• [Given problem]:
Extend the forum discussion on domain renewal reminders and domain hoarding, beginning directly after its final sentence.

• [Quoted text]:
----------------
There are already a great many companies out there who monitor expiry dates of
domains and SSLs; their “slant” is that they send you renewal emails based on
renewing the service with them at their inflated fee. Or even reasonable fee,
but the idea being that they are capturing business. Whilst they might defend
that it is clear who they are and you should know who you bought your
domains/SSL through, the fact is that by sending someone an official looking
email there are plenty of “oh shit don’t want to lose that, best renew…”

I'd be nervous about getting a name as a bit of a scammy company. I also think
that I'd rather people opted in to a service that they derive value from. We
could of course still sell domain name renewal and SSL certs most likely by
partnering with a domain registrar.

All food for thought...

------
simmons
I'm glad I'm not the only one with a domain name hoarding problem. After being
burnt in the early days by missing a nice domain name to someone who
registered it an hour before, I resolved to always register a domain name as
soon as an idea came to me, even if the possibility of me using it was very
remote. In the past few years, I've been trying to shed them, although it
pains me to see domain squatters snag them as soon as they are available and
put up tacky sites.
----------------
• [Dataset extract]:
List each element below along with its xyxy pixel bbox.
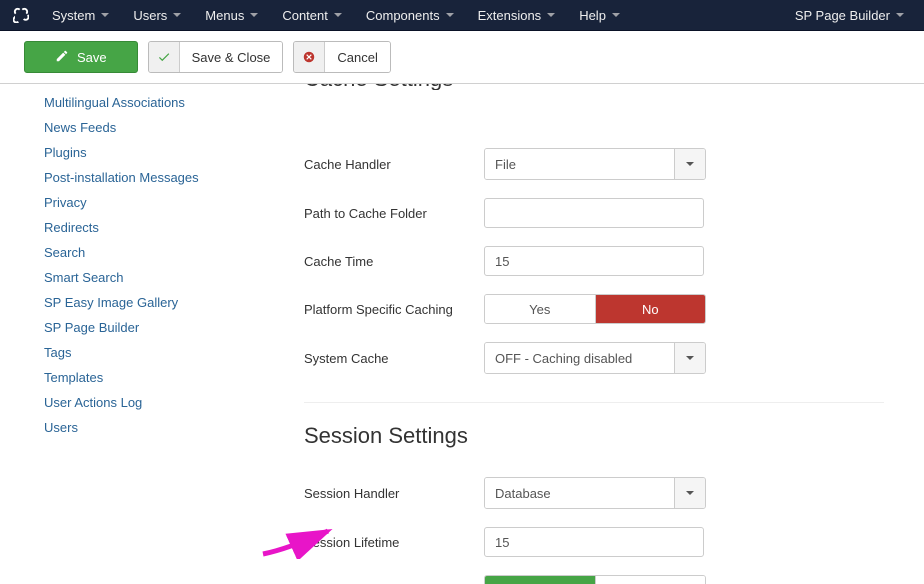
----------------
• [Exercise output]:
A few domains that were never used, that are on my to-shed list:

\- indoorcloud.com - tools for self-hosting cloud services on your own
hardware at home, back before everyone else was doing that.

\- captainfriday.com - if you like high adventure, come with me.

\- artevar.com, artavar.com, artivar.com - third-party web widget for guiding
users in the construction of a cartoon avatar.

\- denvertechscene.com, denvertechscene.org, beavertonwiki.org,
beavertonwiki.com, pdxwiki.org - local interest sites.

\- ulati.com, wunni.com, zylli.com, xylli.com, ymile,com, ypoly.com,
xorri.com, xorra.com, xonno.com, ycolo.com - short, abstract names that might
be useful for arbitrary sites.

Domains I may stubbornly keep for a while longer:

\- cipherpal.com, cypherpal.com - Resources/news/discussion for cryptography
and privacy tools. (A play on cypherpunk.)

\- webreadnews.com - explore ideas for next-generation online
forum/messaging/discussion.

\- polipal.com, politicrack.com, politacrack.com - Casual MMORPG game; compete
against other players guiding your politician's rise to power from dog catcher
to president.

------
saryant
[http://thismeetingcost.us](http://thismeetingcost.us)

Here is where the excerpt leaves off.